▸ TASK MATERIAL:
☆ ☆ ☆ ☆
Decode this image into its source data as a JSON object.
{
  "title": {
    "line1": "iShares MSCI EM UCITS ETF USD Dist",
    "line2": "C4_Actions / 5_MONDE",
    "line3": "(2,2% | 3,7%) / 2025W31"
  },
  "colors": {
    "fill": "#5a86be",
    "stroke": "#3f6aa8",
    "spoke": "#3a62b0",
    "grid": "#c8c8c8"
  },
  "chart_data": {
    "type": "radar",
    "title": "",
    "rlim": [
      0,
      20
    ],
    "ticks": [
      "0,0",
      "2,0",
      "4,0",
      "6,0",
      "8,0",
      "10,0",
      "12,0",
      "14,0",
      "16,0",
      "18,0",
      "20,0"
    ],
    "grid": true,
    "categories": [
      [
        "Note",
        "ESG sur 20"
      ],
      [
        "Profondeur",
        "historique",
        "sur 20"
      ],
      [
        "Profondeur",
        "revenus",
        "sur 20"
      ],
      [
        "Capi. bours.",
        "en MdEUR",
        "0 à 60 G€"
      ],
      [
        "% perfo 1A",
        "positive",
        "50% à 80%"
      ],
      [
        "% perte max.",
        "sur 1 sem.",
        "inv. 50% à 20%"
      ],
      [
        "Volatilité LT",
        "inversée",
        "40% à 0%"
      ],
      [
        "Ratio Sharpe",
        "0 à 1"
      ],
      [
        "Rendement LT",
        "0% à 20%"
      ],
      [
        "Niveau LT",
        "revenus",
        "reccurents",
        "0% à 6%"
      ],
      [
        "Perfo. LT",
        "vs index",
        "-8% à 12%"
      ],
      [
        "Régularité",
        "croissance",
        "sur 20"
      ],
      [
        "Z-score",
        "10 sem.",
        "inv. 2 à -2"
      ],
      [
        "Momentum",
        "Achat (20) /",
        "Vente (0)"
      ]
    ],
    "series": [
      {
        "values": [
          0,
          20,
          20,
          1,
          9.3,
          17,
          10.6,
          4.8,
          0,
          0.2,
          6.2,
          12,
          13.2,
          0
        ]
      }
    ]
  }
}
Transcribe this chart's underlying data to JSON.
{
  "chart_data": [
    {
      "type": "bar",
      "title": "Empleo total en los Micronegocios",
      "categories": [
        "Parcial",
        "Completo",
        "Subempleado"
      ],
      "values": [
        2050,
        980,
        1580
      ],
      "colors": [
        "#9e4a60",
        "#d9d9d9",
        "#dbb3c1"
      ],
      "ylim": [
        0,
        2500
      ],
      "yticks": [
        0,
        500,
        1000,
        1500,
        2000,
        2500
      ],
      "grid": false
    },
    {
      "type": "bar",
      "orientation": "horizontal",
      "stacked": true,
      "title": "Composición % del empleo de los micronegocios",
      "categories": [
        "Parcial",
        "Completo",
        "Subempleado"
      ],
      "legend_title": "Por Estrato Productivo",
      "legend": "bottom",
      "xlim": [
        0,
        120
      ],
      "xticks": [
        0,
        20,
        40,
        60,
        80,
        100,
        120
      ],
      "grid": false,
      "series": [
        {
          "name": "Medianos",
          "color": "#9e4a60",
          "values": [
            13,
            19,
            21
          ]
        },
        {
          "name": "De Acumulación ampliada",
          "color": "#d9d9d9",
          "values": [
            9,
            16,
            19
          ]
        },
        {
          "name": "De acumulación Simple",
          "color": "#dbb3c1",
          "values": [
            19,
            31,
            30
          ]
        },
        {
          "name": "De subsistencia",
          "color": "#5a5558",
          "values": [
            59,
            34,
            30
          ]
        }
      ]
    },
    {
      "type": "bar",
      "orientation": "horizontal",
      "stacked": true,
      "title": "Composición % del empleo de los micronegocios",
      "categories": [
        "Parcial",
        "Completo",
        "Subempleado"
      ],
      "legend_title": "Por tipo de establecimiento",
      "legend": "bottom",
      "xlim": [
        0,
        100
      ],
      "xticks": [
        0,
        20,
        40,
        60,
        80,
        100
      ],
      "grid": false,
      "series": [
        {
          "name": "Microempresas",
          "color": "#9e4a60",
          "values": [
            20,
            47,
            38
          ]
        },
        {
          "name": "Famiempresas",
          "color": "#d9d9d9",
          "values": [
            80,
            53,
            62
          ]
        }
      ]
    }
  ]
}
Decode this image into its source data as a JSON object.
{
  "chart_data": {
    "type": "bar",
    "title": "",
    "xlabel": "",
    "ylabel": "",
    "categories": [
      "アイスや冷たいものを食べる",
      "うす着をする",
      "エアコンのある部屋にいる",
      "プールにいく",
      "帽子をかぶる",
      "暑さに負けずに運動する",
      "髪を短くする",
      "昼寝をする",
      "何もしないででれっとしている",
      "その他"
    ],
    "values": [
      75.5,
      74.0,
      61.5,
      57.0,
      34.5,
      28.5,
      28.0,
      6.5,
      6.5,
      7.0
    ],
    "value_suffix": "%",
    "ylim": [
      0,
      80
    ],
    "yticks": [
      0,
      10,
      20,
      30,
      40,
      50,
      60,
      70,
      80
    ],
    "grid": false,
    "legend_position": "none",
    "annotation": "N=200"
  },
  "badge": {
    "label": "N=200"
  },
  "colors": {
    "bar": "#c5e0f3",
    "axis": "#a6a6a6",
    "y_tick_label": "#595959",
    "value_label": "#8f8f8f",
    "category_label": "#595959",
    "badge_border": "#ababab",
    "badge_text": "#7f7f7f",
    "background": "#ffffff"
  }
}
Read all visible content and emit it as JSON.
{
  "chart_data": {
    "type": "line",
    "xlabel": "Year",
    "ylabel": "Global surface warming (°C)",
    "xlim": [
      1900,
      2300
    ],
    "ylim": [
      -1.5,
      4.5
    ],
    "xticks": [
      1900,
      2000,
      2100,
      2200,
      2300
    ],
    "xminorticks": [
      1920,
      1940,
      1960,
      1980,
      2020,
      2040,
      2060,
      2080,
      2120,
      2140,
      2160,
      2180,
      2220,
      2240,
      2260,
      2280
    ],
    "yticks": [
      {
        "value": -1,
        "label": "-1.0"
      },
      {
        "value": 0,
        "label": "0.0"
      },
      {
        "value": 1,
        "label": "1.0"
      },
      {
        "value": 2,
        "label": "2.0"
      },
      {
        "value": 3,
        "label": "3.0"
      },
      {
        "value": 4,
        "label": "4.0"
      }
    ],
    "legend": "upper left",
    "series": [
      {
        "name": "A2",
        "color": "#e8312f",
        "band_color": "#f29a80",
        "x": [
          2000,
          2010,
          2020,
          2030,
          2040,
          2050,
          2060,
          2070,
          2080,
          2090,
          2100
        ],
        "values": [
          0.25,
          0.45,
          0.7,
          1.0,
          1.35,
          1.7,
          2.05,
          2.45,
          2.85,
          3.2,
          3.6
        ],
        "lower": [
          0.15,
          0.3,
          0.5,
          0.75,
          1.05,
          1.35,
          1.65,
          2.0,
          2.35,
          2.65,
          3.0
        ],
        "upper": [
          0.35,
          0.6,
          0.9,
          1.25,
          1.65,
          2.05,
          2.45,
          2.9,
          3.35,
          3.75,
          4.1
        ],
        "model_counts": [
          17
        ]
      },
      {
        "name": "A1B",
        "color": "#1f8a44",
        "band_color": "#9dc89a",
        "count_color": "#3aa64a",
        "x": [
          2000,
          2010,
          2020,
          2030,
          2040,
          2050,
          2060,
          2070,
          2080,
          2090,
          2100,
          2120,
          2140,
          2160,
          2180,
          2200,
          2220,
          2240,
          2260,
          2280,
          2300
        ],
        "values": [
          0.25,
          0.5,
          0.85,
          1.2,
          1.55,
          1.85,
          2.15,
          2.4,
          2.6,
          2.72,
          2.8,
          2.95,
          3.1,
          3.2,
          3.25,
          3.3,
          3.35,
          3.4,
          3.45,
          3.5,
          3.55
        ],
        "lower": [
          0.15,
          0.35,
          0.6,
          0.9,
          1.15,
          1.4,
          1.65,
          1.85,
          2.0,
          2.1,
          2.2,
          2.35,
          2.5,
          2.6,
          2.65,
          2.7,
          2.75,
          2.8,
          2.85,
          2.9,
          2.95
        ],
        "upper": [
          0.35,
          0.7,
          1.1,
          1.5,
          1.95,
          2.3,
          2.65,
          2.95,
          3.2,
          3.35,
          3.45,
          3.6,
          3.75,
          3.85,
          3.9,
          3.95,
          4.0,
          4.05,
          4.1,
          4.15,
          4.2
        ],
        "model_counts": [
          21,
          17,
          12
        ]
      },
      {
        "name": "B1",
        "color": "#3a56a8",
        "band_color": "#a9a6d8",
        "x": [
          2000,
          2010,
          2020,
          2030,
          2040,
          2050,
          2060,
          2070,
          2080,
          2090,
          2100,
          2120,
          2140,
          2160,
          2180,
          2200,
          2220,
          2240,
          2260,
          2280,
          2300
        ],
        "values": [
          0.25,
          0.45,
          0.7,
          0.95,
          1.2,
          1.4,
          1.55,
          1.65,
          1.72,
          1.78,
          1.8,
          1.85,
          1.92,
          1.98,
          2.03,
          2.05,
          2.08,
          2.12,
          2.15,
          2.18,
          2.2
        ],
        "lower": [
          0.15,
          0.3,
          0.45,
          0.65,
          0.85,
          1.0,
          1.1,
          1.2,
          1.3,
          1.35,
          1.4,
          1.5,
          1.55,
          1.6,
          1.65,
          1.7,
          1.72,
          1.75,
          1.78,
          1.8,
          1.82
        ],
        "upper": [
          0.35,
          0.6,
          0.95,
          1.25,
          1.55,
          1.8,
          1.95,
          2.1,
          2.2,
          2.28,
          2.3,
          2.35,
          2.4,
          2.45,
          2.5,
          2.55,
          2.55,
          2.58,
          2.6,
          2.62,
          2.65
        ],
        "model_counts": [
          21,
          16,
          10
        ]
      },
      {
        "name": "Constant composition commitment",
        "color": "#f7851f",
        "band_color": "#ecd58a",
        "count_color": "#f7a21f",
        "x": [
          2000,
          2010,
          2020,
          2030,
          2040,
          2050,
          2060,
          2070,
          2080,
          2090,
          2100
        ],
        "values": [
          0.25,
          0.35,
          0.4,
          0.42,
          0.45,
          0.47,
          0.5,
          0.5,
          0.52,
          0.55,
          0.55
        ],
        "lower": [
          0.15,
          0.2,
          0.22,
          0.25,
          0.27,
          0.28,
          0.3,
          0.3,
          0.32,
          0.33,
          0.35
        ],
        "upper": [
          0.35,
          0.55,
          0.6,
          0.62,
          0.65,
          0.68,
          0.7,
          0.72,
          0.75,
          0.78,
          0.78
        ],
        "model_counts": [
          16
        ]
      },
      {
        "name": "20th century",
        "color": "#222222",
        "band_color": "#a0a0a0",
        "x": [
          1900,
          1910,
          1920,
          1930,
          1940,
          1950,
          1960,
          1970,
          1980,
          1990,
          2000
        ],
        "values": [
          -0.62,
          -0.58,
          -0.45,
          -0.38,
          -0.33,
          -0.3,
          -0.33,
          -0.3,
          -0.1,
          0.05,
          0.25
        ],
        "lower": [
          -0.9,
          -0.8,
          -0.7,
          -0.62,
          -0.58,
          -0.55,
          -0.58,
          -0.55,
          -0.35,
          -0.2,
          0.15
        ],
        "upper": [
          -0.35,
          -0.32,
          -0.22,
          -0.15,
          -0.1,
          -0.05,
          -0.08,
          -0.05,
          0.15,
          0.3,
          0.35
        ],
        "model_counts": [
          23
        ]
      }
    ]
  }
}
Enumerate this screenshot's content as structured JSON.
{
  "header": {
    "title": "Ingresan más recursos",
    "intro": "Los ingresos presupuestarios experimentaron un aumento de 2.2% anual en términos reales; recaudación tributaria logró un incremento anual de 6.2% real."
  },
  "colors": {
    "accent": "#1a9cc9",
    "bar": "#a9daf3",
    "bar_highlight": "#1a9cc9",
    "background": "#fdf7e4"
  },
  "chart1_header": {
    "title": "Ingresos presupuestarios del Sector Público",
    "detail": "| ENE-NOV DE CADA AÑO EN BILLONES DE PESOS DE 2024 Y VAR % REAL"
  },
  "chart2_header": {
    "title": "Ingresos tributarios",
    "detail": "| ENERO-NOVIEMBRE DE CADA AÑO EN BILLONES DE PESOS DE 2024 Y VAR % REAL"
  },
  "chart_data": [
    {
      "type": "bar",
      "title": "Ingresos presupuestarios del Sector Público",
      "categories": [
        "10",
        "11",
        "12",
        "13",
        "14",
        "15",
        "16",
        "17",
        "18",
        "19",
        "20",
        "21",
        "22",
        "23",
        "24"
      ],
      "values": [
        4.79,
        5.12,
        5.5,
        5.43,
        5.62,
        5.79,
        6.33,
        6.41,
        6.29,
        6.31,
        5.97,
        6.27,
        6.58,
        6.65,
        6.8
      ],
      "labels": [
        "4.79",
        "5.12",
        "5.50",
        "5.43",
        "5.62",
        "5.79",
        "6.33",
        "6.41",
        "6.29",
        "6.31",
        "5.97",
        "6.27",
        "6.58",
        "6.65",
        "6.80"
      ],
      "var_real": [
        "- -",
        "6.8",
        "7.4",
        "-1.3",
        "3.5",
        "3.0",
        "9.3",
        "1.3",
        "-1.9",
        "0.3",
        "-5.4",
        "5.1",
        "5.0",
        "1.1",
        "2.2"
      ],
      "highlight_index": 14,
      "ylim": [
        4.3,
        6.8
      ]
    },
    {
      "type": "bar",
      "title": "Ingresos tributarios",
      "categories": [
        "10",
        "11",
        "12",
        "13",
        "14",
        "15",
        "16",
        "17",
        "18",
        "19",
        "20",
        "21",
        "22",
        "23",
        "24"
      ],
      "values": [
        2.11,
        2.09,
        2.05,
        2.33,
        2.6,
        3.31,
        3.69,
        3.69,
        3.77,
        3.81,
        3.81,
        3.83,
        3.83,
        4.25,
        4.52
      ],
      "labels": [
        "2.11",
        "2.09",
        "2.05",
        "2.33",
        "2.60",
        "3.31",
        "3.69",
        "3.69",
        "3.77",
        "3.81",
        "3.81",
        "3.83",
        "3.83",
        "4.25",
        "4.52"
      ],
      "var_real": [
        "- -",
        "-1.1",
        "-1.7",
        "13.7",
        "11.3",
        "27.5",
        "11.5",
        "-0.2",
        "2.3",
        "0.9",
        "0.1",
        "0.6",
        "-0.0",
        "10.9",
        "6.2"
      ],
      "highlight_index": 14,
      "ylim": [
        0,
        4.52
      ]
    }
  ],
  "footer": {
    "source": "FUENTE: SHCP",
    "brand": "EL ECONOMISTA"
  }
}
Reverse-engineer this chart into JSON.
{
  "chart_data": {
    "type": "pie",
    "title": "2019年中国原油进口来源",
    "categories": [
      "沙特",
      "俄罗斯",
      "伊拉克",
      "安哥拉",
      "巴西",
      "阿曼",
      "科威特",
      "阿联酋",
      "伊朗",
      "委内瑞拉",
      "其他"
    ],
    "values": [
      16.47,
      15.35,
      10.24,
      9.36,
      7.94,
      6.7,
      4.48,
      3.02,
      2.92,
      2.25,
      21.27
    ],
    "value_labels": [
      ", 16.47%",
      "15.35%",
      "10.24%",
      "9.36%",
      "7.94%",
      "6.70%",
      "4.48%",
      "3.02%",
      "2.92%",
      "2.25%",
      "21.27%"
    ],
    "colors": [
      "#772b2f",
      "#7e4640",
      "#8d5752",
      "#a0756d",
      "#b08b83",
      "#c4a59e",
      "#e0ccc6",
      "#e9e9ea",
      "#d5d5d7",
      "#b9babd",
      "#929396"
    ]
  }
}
☆ ☆ ☆ ☆
▸ GIVEN PROBLEM: Whenever "ylabel" turns up in a line, pick that line out.

▸ RESULT OF THE EXERCISE:
    "ylabel": "",
    "ylabel": "Global surface warming (°C)",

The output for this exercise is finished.